<<<<

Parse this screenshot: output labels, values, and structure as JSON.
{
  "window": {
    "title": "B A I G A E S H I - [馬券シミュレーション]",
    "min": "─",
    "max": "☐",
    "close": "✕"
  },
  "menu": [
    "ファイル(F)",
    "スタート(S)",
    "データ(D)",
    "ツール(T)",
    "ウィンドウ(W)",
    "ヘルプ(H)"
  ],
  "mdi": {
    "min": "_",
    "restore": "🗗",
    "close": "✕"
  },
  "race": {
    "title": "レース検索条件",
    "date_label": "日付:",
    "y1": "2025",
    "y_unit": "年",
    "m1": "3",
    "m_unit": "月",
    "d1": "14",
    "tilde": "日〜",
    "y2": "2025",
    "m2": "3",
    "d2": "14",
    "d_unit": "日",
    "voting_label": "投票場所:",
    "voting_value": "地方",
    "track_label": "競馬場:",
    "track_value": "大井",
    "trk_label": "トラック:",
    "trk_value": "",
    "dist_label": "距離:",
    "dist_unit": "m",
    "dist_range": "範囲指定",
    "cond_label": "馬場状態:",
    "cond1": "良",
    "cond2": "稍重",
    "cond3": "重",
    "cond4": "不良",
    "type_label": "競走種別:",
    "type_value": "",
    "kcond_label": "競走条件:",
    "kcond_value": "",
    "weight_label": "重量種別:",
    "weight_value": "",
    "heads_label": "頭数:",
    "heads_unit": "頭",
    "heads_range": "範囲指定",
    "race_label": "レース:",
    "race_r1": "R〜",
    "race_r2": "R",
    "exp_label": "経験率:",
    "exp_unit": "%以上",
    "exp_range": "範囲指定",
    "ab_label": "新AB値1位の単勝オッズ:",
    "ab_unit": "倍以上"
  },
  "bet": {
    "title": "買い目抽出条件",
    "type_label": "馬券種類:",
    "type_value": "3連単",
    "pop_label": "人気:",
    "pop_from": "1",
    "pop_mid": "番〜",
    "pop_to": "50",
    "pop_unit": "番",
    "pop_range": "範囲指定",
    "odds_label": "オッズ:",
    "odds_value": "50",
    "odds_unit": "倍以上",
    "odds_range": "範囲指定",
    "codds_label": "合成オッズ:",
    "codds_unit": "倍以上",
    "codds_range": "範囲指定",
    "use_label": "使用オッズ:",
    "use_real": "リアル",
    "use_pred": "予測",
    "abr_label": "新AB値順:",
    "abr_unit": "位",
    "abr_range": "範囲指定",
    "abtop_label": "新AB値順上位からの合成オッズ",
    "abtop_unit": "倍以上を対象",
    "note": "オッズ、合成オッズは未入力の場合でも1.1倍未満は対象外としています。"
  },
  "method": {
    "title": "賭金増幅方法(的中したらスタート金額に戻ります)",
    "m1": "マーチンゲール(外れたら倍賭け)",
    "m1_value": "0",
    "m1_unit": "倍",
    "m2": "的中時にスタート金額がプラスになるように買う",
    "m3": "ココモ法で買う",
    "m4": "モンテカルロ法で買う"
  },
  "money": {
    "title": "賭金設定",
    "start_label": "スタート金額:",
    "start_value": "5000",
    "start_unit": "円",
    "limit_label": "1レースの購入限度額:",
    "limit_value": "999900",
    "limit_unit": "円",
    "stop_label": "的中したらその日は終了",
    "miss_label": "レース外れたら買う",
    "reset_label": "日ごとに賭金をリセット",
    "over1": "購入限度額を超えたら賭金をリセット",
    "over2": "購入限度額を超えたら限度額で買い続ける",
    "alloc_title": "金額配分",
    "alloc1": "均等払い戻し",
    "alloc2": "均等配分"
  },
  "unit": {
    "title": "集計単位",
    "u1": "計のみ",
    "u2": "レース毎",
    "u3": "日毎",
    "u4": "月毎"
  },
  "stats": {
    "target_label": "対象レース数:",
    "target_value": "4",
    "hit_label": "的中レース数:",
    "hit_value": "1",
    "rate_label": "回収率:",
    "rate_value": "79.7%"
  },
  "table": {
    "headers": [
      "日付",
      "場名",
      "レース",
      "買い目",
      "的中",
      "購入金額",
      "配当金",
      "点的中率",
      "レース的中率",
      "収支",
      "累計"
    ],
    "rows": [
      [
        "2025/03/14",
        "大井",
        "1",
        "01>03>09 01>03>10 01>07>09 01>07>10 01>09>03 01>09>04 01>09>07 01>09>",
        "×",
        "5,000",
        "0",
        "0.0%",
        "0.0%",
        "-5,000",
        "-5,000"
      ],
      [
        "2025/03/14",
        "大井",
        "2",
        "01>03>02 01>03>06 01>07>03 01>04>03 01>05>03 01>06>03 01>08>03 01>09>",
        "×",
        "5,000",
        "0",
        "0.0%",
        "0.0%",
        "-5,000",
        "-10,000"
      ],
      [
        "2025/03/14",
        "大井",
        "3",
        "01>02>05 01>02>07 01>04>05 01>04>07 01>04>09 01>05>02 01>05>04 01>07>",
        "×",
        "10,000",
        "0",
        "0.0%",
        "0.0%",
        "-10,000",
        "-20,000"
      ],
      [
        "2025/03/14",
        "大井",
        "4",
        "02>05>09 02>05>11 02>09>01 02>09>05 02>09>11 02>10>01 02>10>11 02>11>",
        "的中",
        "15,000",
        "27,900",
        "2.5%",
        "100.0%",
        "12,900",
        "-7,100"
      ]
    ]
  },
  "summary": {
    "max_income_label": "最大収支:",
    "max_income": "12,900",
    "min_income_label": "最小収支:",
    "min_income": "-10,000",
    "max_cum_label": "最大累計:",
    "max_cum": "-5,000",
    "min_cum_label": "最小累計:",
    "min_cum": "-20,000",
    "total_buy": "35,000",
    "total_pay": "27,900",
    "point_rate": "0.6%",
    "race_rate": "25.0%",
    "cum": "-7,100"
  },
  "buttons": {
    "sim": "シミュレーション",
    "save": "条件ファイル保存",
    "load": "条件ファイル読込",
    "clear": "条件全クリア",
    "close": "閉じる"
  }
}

>>>>

## Exercise prompt
Reproduce each entry from the records above, character for character.

## Response to this exercise
Parse this screenshot: output labels, values, and structure as JSON.
{
  "window": {
    "title": "B A I G A E S H I - [馬券シミュレーション]",
    "min": "─",
    "max": "☐",
    "close": "✕"
  },
  "menu": [
    "ファイル(F)",
    "スタート(S)",
    "データ(D)",
    "ツール(T)",
    "ウィンドウ(W)",
    "ヘルプ(H)"
  ],
  "mdi": {
    "min": "_",
    "restore": "🗗",
    "close": "✕"
  },
  "race": {
    "title": "レース検索条件",
    "date_label": "日付:",
    "y1": "2025",
    "y_unit": "年",
    "m1": "3",
    "m_unit": "月",
    "d1": "14",
    "tilde": "日〜",
    "y2": "2025",
    "m2": "3",
    "d2": "14",
    "d_unit": "日",
    "voting_label": "投票場所:",
    "voting_value": "地方",
    "track_label": "競馬場:",
    "track_value": "大井",
    "trk_label": "トラック:",
    "trk_value": "",
    "dist_label": "距離:",
    "dist_unit": "m",
    "dist_range": "範囲指定",
    "cond_label": "馬場状態:",
    "cond1": "良",
    "cond2": "稍重",
    "cond3": "重",
    "cond4": "不良",
    "type_label": "競走種別:",
    "type_value": "",
    "kcond_label": "競走条件:",
    "kcond_value": "",
    "weight_label": "重量種別:",
    "weight_value": "",
    "heads_label": "頭数:",
    "heads_unit": "頭",
    "heads_range": "範囲指定",
    "race_label": "レース:",
    "race_r1": "R〜",
    "race_r2": "R",
    "exp_label": "経験率:",
    "exp_unit": "%以上",
    "exp_range": "範囲指定",
    "ab_label": "新AB値1位の単勝オッズ:",
    "ab_unit": "倍以上"
  },
  "bet": {
    "title": "買い目抽出条件",
    "type_label": "馬券種類:",
    "type_value": "3連単",
    "pop_label": "人気:",
    "pop_from": "1",
    "pop_mid": "番〜",
    "pop_to": "50",
    "pop_unit": "番",
    "pop_range": "範囲指定",
    "odds_label": "オッズ:",
    "odds_value": "50",
    "odds_unit": "倍以上",
    "odds_range": "範囲指定",
    "codds_label": "合成オッズ:",
    "codds_unit": "倍以上",
    "codds_range": "範囲指定",
    "use_label": "使用オッズ:",
    "use_real": "リアル",
    "use_pred": "予測",
    "abr_label": "新AB値順:",
    "abr_unit": "位",
    "abr_range": "範囲指定",
    "abtop_label": "新AB値順上位からの合成オッズ",
    "abtop_unit": "倍以上を対象",
    "note": "オッズ、合成オッズは未入力の場合でも1.1倍未満は対象外としています。"
  },
  "method": {
    "title": "賭金増幅方法(的中したらスタート金額に戻ります)",
    "m1": "マーチンゲール(外れたら倍賭け)",
    "m1_value": "0",
    "m1_unit": "倍",
    "m2": "的中時にスタート金額がプラスになるように買う",
    "m3": "ココモ法で買う",
    "m4": "モンテカルロ法で買う"
  },
  "money": {
    "title": "賭金設定",
    "start_label": "スタート金額:",
    "start_value": "5000",
    "start_unit": "円",
    "limit_label": "1レースの購入限度額:",
    "limit_value": "999900",
    "limit_unit": "円",
    "stop_label": "的中したらその日は終了",
    "miss_label": "レース外れたら買う",
    "reset_label": "日ごとに賭金をリセット",
    "over1": "購入限度額を超えたら賭金をリセット",
    "over2": "購入限度額を超えたら限度額で買い続ける",
    "alloc_title": "金額配分",
    "alloc1": "均等払い戻し",
    "alloc2": "均等配分"
  },
  "unit": {
    "title": "集計単位",
    "u1": "計のみ",
    "u2": "レース毎",
    "u3": "日毎",
    "u4": "月毎"
  },
  "stats": {
    "target_label": "対象レース数:",
    "target_value": "4",
    "hit_label": "的中レース数:",
    "hit_value": "1",
    "rate_label": "回収率:",
    "rate_value": "79.7%"
  },
  "table": {
    "headers": [
      "日付",
      "場名",
      "レース",
      "買い目",
      "的中",
      "購入金額",
      "配当金",
      "点的中率",
      "レース的中率",
      "収支",
      "累計"
    ],
    "rows": [
      [
        "2025/03/14",
        "大井",
        "1",
        "01>03>09 01>03>10 01>07>09 01>07>10 01>09>03 01>09>04 01>09>07 01>09>",
        "×",
        "5,000",
        "0",
        "0.0%",
        "0.0%",
        "-5,000",
        "-5,000"
      ],
      [
        "2025/03/14",
        "大井",
        "2",
        "01>03>02 01>03>06 01>07>03 01>04>03 01>05>03 01>06>03 01>08>03 01>09>",
        "×",
        "5,000",
        "0",
        "0.0%",
        "0.0%",
        "-5,000",
        "-10,000"
      ],
      [
        "2025/03/14",
        "大井",
        "3",
        "01>02>05 01>02>07 01>04>05 01>04>07 01>04>09 01>05>02 01>05>04 01>07>",
        "×",
        "10,000",
        "0",
        "0.0%",
        "0.0%",
        "-10,000",
        "-20,000"
      ],
      [
        "2025/03/14",
        "大井",
        "4",
        "02>05>09 02>05>11 02>09>01 02>09>05 02>09>11 02>10>01 02>10>11 02>11>",
        "的中",
        "15,000",
        "27,900",
        "2.5%",
        "100.0%",
        "12,900",
        "-7,100"
      ]
    ]
  },
  "summary": {
    "max_income_label": "最大収支:",
    "max_income": "12,900",
    "min_income_label": "最小収支:",
    "min_income": "-10,000",
    "max_cum_label": "最大累計:",
    "max_cum": "-5,000",
    "min_cum_label": "最小累計:",
    "min_cum": "-20,000",
    "total_buy": "35,000",
    "total_pay": "27,900",
    "point_rate": "0.6%",
    "race_rate": "25.0%",
    "cum": "-7,100"
  },
  "buttons": {
    "sim": "シミュレーション",
    "save": "条件ファイル保存",
    "load": "条件ファイル読込",
    "clear": "条件全クリア",
    "close": "閉じる"
  }
}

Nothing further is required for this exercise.